┌─ Exercise materials
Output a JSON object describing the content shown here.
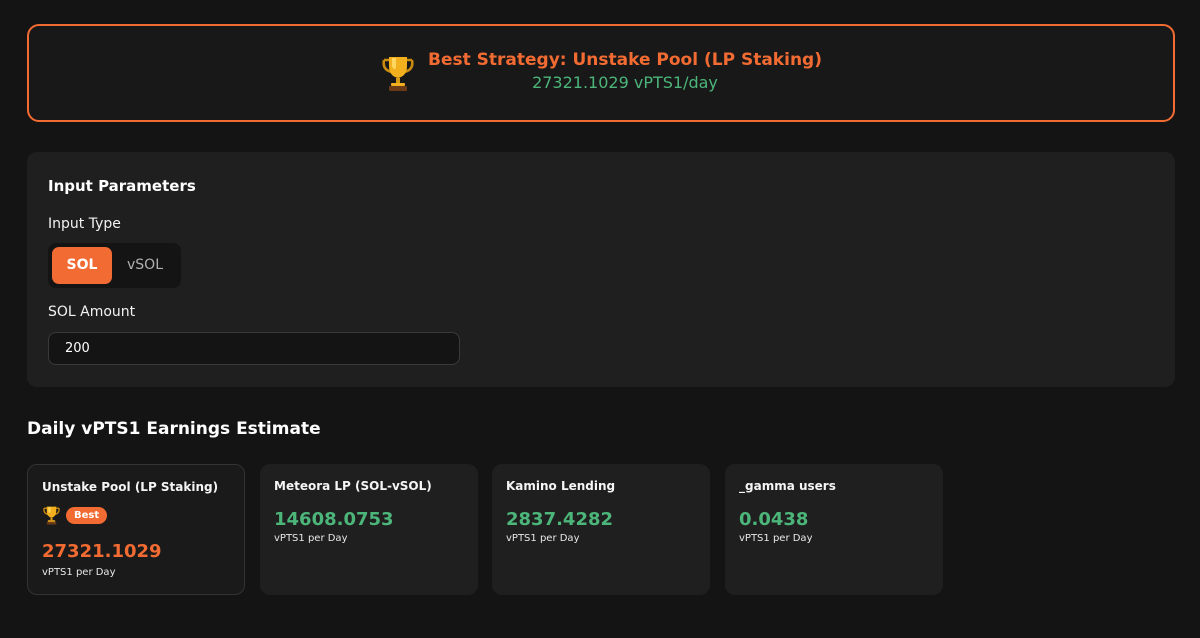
{
  "banner": {
    "title": "Best Strategy: Unstake Pool (LP Staking)",
    "subtitle": "27321.1029 vPTS1/day",
    "icon": "trophy-icon"
  },
  "inputs": {
    "title": "Input Parameters",
    "type_label": "Input Type",
    "type_options": [
      "SOL",
      "vSOL"
    ],
    "type_selected": "SOL",
    "amount_label": "SOL Amount",
    "amount_value": "200"
  },
  "earnings": {
    "title": "Daily vPTS1 Earnings Estimate",
    "cards": [
      {
        "name": "Unstake Pool (LP Staking)",
        "value": "27321.1029",
        "unit": "vPTS1 per Day",
        "best": true,
        "badge": "Best"
      },
      {
        "name": "Meteora LP (SOL-vSOL)",
        "value": "14608.0753",
        "unit": "vPTS1 per Day",
        "best": false
      },
      {
        "name": "Kamino Lending",
        "value": "2837.4282",
        "unit": "vPTS1 per Day",
        "best": false
      },
      {
        "name": "_gamma users",
        "value": "0.0438",
        "unit": "vPTS1 per Day",
        "best": false
      }
    ]
  },
  "colors": {
    "accent": "#f26b32",
    "positive": "#4cb57a",
    "background": "#141414",
    "panel": "#1f1f1f"
  }
}
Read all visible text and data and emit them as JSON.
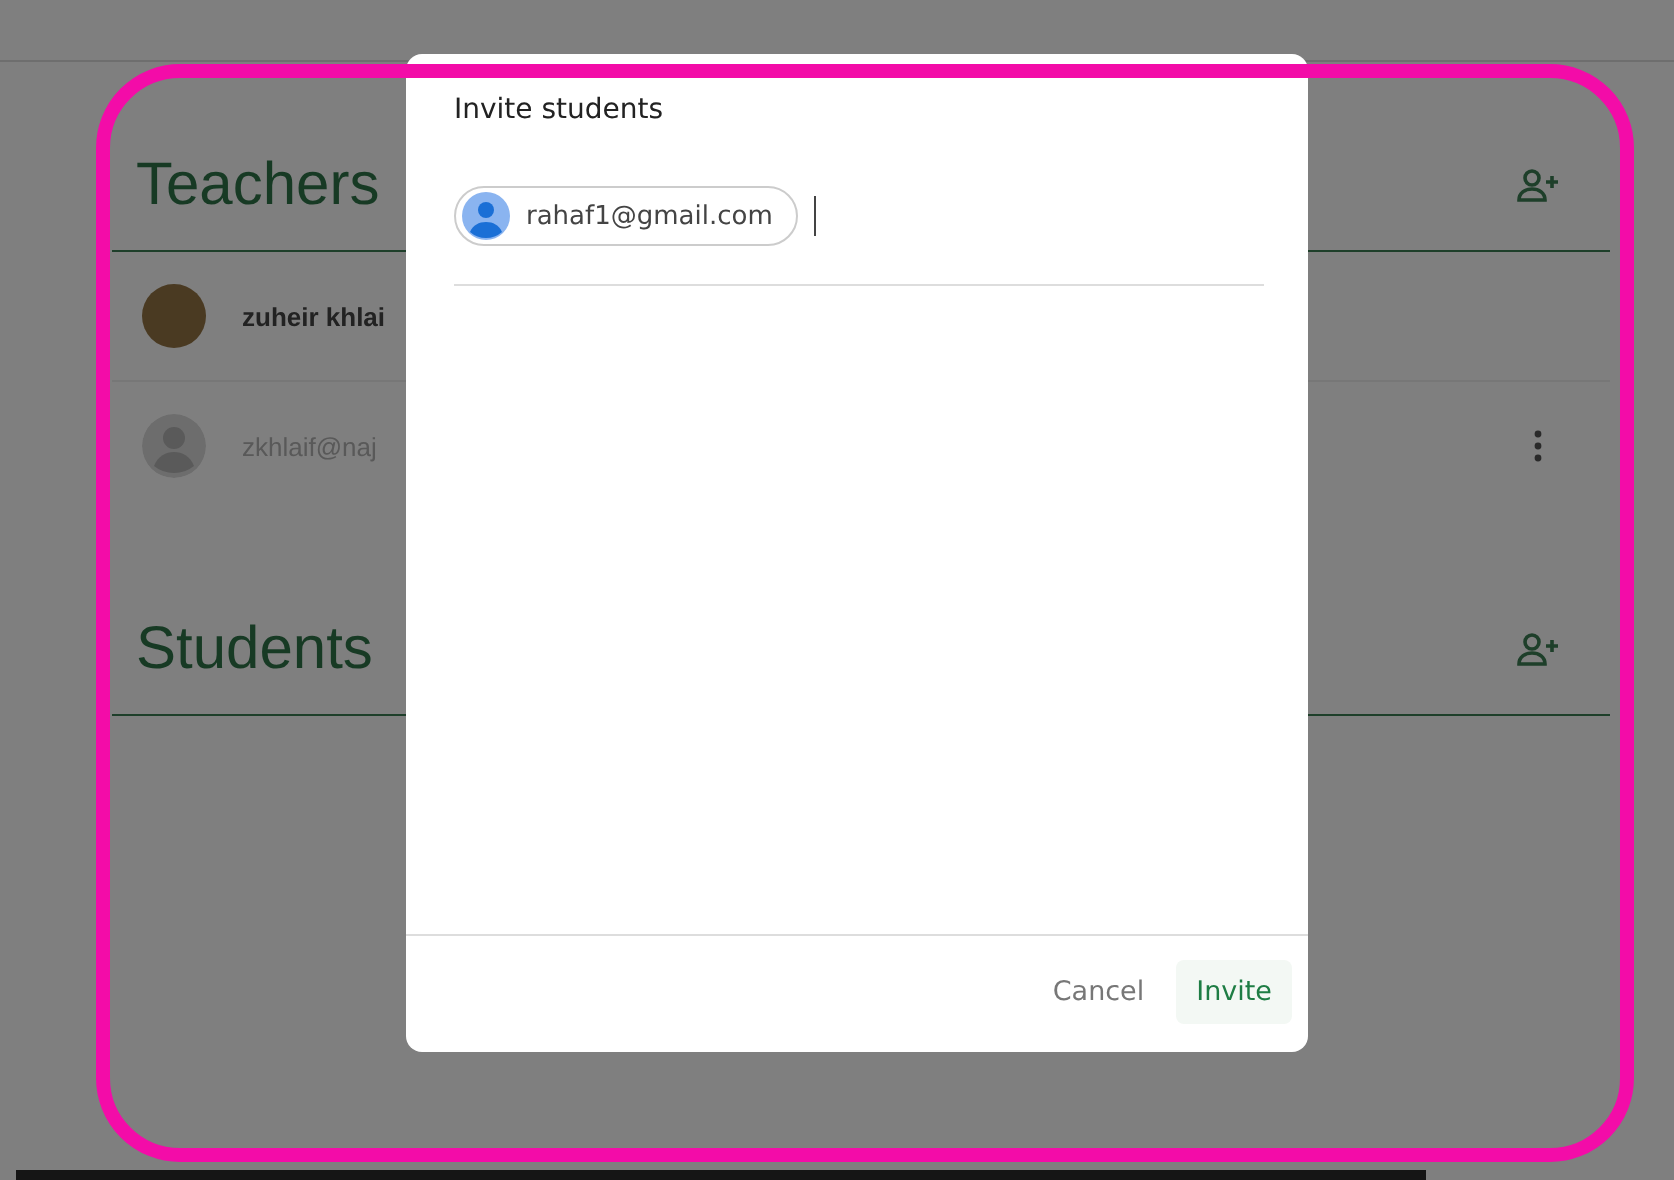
{
  "sections": [
    {
      "heading": "Teachers",
      "people": [
        {
          "name": "zuheir khlai",
          "kind": "photo",
          "pending": false,
          "menu": false
        },
        {
          "name": "zkhlaif@naj",
          "kind": "default",
          "pending": true,
          "menu": true
        }
      ]
    },
    {
      "heading": "Students"
    }
  ],
  "dialog": {
    "title": "Invite students",
    "chips": [
      {
        "email": "rahaf1@gmail.com"
      }
    ],
    "buttons": [
      {
        "label": "Cancel",
        "primary": false
      },
      {
        "label": "Invite",
        "primary": true
      }
    ]
  }
}
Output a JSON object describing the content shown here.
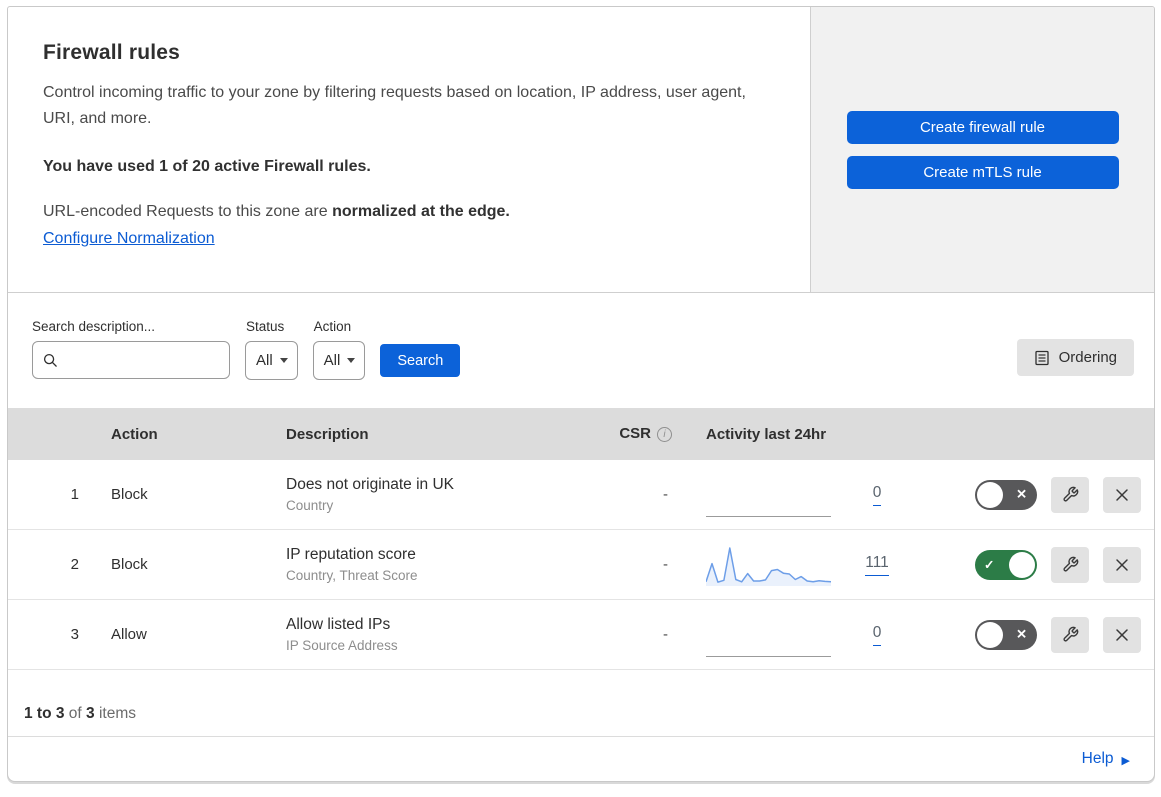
└─
_Task prompt_
Do not include pictures. Copy only the lines running from the line with "Read all visible" through the last line of the records, exactly as they appear.

_Output for this exercise_
Read all visible text and data and emit them as JSON.
{
  "sections": [
    {
      "heading": "Teachers",
      "people": [
        {
          "name": "zuheir khlai",
          "kind": "photo",
          "pending": false,
          "menu": false
        },
        {
          "name": "zkhlaif@naj",
          "kind": "default",
          "pending": true,
          "menu": true
        }
      ]
    },
    {
      "heading": "Students"
    }
  ],
  "dialog": {
    "title": "Invite students",
    "chips": [
      {
        "email": "rahaf1@gmail.com"
      }
    ],
    "buttons": [
      {
        "label": "Cancel",
        "primary": false
      },
      {
        "label": "Invite",
        "primary": true
      }
    ]
  }
}
Output a JSON object describing the content shown here.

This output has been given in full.